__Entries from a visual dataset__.
* * * * * * * * *

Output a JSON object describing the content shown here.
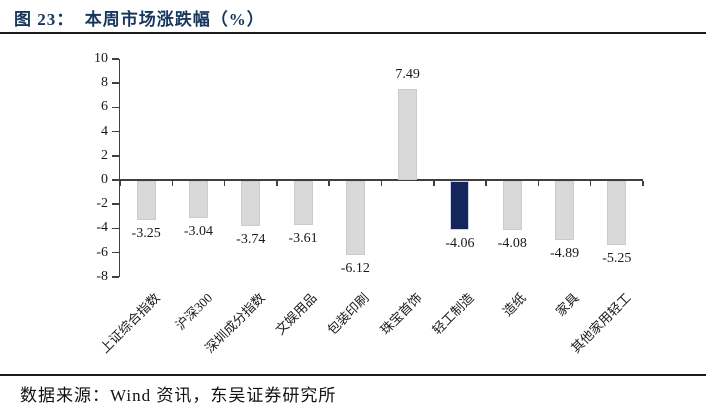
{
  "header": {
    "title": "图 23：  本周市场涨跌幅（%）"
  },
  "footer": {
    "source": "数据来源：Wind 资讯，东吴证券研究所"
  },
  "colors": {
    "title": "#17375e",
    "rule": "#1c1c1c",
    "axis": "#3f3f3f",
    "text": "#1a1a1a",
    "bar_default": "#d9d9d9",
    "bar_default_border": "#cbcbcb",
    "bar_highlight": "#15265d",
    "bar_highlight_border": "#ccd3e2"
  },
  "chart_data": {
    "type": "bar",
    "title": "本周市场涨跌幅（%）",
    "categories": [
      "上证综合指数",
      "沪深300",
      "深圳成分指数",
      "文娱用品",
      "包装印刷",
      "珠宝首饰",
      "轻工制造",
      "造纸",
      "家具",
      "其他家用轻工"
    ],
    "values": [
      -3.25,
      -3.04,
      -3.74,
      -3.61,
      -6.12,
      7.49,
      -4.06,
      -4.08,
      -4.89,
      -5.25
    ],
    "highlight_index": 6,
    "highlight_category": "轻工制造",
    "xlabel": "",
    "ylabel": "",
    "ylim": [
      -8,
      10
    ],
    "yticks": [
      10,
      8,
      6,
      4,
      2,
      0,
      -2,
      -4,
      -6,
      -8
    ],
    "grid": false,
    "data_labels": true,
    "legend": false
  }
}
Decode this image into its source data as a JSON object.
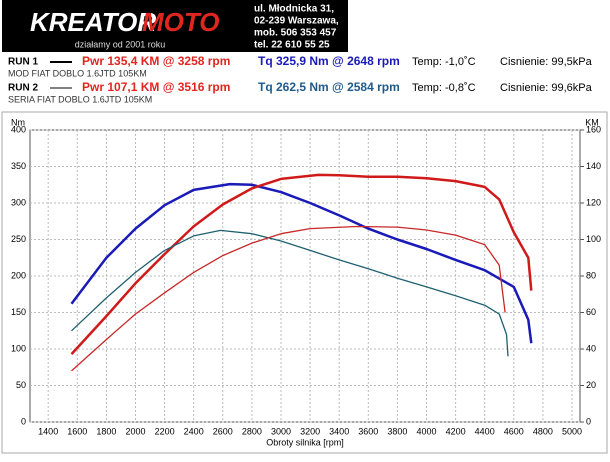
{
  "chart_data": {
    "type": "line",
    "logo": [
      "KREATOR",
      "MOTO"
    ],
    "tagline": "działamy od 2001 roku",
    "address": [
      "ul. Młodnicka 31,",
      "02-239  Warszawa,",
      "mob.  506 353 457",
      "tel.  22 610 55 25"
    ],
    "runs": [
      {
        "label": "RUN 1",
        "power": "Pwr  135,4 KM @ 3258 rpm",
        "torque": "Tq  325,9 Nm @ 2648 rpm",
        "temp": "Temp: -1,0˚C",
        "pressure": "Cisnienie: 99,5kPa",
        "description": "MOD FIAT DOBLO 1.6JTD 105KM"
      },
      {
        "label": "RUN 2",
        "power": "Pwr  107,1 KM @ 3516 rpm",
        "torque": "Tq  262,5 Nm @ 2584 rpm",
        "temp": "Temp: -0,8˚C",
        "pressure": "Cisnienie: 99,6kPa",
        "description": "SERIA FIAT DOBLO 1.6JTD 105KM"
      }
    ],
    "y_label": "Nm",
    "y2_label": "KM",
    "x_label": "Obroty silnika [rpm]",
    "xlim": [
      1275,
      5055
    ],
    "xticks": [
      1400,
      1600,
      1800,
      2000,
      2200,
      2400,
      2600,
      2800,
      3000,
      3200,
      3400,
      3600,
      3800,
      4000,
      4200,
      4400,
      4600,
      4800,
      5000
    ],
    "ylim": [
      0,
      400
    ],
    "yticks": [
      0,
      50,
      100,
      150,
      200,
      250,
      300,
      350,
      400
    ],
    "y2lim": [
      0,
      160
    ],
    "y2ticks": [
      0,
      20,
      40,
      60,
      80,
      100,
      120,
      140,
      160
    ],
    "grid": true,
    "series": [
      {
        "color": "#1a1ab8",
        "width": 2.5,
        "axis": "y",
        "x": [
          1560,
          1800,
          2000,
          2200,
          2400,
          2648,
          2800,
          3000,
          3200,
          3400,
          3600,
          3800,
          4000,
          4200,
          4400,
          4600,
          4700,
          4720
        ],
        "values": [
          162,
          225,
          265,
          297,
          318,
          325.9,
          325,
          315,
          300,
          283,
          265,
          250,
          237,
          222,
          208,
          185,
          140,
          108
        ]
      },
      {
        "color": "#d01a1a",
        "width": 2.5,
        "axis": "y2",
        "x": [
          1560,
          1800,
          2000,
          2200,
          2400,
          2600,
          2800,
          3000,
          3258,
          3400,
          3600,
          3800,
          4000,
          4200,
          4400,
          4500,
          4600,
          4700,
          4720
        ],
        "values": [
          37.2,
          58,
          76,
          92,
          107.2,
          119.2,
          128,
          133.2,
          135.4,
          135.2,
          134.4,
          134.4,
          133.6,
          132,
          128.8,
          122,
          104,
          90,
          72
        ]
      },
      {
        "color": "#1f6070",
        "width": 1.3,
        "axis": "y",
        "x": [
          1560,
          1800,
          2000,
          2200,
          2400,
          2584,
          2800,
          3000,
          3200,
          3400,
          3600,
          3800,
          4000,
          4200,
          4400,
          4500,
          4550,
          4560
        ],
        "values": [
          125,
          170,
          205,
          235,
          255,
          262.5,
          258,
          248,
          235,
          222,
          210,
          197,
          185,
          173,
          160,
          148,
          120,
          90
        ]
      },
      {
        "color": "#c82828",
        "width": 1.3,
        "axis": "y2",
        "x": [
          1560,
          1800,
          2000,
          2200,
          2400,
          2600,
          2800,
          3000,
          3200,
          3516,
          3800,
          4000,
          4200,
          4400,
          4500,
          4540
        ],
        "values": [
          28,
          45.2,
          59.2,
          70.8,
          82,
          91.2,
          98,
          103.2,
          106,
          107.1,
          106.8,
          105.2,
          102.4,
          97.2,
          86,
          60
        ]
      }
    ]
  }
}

* * * * * * * * *

__Aim of the exercise__. Quote the entries above word for word. Leave the images out.

__Exercise result__.
Output a JSON object describing the content shown here.
{
  "header": {
    "title": "图 23：  本周市场涨跌幅（%）"
  },
  "footer": {
    "source": "数据来源：Wind 资讯，东吴证券研究所"
  },
  "colors": {
    "title": "#17375e",
    "rule": "#1c1c1c",
    "axis": "#3f3f3f",
    "text": "#1a1a1a",
    "bar_default": "#d9d9d9",
    "bar_default_border": "#cbcbcb",
    "bar_highlight": "#15265d",
    "bar_highlight_border": "#ccd3e2"
  },
  "chart_data": {
    "type": "bar",
    "title": "本周市场涨跌幅（%）",
    "categories": [
      "上证综合指数",
      "沪深300",
      "深圳成分指数",
      "文娱用品",
      "包装印刷",
      "珠宝首饰",
      "轻工制造",
      "造纸",
      "家具",
      "其他家用轻工"
    ],
    "values": [
      -3.25,
      -3.04,
      -3.74,
      -3.61,
      -6.12,
      7.49,
      -4.06,
      -4.08,
      -4.89,
      -5.25
    ],
    "highlight_index": 6,
    "highlight_category": "轻工制造",
    "xlabel": "",
    "ylabel": "",
    "ylim": [
      -8,
      10
    ],
    "yticks": [
      10,
      8,
      6,
      4,
      2,
      0,
      -2,
      -4,
      -6,
      -8
    ],
    "grid": false,
    "data_labels": true,
    "legend": false
  }
}
Decode this image into its source data as a JSON object.
{
  "chart_data": {
    "type": "line",
    "logo": [
      "KREATOR",
      "MOTO"
    ],
    "tagline": "działamy od 2001 roku",
    "address": [
      "ul. Młodnicka 31,",
      "02-239  Warszawa,",
      "mob.  506 353 457",
      "tel.  22 610 55 25"
    ],
    "runs": [
      {
        "label": "RUN 1",
        "power": "Pwr  135,4 KM @ 3258 rpm",
        "torque": "Tq  325,9 Nm @ 2648 rpm",
        "temp": "Temp: -1,0˚C",
        "pressure": "Cisnienie: 99,5kPa",
        "description": "MOD FIAT DOBLO 1.6JTD 105KM"
      },
      {
        "label": "RUN 2",
        "power": "Pwr  107,1 KM @ 3516 rpm",
        "torque": "Tq  262,5 Nm @ 2584 rpm",
        "temp": "Temp: -0,8˚C",
        "pressure": "Cisnienie: 99,6kPa",
        "description": "SERIA FIAT DOBLO 1.6JTD 105KM"
      }
    ],
    "y_label": "Nm",
    "y2_label": "KM",
    "x_label": "Obroty silnika [rpm]",
    "xlim": [
      1275,
      5055
    ],
    "xticks": [
      1400,
      1600,
      1800,
      2000,
      2200,
      2400,
      2600,
      2800,
      3000,
      3200,
      3400,
      3600,
      3800,
      4000,
      4200,
      4400,
      4600,
      4800,
      5000
    ],
    "ylim": [
      0,
      400
    ],
    "yticks": [
      0,
      50,
      100,
      150,
      200,
      250,
      300,
      350,
      400
    ],
    "y2lim": [
      0,
      160
    ],
    "y2ticks": [
      0,
      20,
      40,
      60,
      80,
      100,
      120,
      140,
      160
    ],
    "grid": true,
    "series": [
      {
        "color": "#1a1ab8",
        "width": 2.5,
        "axis": "y",
        "x": [
          1560,
          1800,
          2000,
          2200,
          2400,
          2648,
          2800,
          3000,
          3200,
          3400,
          3600,
          3800,
          4000,
          4200,
          4400,
          4600,
          4700,
          4720
        ],
        "values": [
          162,
          225,
          265,
          297,
          318,
          325.9,
          325,
          315,
          300,
          283,
          265,
          250,
          237,
          222,
          208,
          185,
          140,
          108
        ]
      },
      {
        "color": "#d01a1a",
        "width": 2.5,
        "axis": "y2",
        "x": [
          1560,
          1800,
          2000,
          2200,
          2400,
          2600,
          2800,
          3000,
          3258,
          3400,
          3600,
          3800,
          4000,
          4200,
          4400,
          4500,
          4600,
          4700,
          4720
        ],
        "values": [
          37.2,
          58,
          76,
          92,
          107.2,
          119.2,
          128,
          133.2,
          135.4,
          135.2,
          134.4,
          134.4,
          133.6,
          132,
          128.8,
          122,
          104,
          90,
          72
        ]
      },
      {
        "color": "#1f6070",
        "width": 1.3,
        "axis": "y",
        "x": [
          1560,
          1800,
          2000,
          2200,
          2400,
          2584,
          2800,
          3000,
          3200,
          3400,
          3600,
          3800,
          4000,
          4200,
          4400,
          4500,
          4550,
          4560
        ],
        "values": [
          125,
          170,
          205,
          235,
          255,
          262.5,
          258,
          248,
          235,
          222,
          210,
          197,
          185,
          173,
          160,
          148,
          120,
          90
        ]
      },
      {
        "color": "#c82828",
        "width": 1.3,
        "axis": "y2",
        "x": [
          1560,
          1800,
          2000,
          2200,
          2400,
          2600,
          2800,
          3000,
          3200,
          3516,
          3800,
          4000,
          4200,
          4400,
          4500,
          4540
        ],
        "values": [
          28,
          45.2,
          59.2,
          70.8,
          82,
          91.2,
          98,
          103.2,
          106,
          107.1,
          106.8,
          105.2,
          102.4,
          97.2,
          86,
          60
        ]
      }
    ]
  }
}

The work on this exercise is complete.